▶ [EXERCISE]: Go through the records and extract every line with the word "legend".

▶ [EXERCISE MATERIALS]:
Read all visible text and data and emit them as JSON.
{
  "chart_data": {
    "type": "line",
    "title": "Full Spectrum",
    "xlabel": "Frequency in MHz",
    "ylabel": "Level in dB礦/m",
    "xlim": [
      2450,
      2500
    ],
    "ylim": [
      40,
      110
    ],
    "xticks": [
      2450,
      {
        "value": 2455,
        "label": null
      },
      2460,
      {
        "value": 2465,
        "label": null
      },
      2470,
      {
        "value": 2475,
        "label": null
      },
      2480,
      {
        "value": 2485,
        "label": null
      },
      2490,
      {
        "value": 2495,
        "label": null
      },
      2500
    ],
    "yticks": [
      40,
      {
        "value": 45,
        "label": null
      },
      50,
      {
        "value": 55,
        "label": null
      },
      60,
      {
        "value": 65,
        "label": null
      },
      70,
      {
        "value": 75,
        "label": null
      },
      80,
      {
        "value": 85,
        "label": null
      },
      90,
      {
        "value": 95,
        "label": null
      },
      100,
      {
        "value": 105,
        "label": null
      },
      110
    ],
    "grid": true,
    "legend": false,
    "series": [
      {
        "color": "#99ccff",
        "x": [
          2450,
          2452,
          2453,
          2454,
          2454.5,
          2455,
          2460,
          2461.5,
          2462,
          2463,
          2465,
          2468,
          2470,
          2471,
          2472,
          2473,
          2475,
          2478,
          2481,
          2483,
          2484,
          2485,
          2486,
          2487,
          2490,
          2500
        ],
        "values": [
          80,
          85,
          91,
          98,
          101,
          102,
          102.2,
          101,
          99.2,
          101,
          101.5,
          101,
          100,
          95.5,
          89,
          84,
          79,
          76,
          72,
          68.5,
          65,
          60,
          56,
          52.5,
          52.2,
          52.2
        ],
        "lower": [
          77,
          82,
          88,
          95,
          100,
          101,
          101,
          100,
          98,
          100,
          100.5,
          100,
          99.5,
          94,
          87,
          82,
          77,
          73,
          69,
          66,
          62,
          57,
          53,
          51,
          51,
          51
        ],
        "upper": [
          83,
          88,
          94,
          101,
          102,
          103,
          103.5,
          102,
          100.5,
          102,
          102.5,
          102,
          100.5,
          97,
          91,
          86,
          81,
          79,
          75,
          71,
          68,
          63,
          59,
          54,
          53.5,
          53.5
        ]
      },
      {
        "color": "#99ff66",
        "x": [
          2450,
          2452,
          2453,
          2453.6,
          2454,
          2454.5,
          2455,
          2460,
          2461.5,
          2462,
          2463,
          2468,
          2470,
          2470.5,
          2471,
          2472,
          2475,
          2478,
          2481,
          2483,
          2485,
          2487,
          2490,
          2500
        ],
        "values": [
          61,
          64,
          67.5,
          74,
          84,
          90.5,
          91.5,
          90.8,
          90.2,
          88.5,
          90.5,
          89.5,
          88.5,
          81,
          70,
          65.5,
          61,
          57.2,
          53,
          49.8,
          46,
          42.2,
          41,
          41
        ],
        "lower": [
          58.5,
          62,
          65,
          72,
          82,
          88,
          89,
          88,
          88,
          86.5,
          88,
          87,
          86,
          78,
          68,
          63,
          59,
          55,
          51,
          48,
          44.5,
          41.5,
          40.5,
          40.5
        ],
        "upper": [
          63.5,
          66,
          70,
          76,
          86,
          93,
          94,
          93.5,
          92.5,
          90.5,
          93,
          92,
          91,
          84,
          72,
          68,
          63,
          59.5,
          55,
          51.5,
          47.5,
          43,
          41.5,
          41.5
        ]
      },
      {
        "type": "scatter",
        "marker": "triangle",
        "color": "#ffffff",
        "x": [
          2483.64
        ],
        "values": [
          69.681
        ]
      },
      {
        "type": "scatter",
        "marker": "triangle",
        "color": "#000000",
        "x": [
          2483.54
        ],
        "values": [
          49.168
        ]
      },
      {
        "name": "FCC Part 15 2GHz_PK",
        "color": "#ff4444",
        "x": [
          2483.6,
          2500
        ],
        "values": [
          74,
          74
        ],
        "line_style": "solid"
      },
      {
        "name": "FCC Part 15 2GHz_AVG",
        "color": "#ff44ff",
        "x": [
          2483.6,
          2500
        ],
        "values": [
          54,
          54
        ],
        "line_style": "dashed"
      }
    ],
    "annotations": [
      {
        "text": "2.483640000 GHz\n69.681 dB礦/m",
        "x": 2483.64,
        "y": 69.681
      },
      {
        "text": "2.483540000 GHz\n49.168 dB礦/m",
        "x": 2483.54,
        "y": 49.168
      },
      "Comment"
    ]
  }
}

==

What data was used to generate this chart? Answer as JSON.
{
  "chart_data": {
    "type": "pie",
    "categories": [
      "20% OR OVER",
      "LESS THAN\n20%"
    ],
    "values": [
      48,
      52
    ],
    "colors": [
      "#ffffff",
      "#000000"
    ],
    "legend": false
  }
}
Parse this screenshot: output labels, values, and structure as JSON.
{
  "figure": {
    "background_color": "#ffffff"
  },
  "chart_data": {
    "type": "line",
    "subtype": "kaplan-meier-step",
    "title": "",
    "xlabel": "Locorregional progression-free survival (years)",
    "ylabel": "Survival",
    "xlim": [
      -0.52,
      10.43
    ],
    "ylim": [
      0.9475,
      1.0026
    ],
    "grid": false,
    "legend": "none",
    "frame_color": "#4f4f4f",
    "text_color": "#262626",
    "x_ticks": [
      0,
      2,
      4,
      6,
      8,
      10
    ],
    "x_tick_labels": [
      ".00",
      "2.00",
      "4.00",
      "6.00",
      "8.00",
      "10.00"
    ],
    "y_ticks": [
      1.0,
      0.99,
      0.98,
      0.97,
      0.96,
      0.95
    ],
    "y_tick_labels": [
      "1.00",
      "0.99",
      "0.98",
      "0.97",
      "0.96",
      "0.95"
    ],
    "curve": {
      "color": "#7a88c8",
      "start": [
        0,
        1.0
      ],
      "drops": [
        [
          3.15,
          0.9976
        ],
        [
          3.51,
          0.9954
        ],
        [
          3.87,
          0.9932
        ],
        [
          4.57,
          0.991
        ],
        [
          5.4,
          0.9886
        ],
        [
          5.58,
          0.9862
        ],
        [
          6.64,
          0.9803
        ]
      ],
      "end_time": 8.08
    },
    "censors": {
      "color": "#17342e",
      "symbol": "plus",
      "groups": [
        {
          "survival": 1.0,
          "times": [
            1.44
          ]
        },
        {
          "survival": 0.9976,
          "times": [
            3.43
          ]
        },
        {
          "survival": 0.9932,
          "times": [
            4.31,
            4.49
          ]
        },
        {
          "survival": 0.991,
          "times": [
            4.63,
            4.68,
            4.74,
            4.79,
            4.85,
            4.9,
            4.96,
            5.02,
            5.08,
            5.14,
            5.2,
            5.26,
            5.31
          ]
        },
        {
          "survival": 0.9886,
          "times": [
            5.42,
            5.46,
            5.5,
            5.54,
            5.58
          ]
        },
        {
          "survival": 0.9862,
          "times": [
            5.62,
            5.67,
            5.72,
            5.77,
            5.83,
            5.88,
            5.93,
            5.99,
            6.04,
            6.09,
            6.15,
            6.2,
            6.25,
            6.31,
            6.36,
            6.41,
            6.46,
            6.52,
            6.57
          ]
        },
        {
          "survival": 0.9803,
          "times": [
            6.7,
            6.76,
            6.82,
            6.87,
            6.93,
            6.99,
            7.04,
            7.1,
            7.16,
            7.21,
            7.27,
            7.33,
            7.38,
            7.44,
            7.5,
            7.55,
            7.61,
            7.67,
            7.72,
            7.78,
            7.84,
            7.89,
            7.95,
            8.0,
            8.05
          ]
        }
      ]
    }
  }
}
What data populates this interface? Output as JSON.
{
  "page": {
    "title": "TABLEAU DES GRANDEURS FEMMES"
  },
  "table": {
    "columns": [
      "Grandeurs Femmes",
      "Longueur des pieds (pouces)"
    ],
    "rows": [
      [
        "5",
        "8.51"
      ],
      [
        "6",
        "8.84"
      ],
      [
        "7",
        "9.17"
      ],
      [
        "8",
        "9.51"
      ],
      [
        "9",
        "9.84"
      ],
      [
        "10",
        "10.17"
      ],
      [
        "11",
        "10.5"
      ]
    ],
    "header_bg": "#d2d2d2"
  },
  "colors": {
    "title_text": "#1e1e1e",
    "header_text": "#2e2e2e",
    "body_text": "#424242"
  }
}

▶ [RESULT BELOW]:
    "legend": false,
    "legend": false
    "legend": "none",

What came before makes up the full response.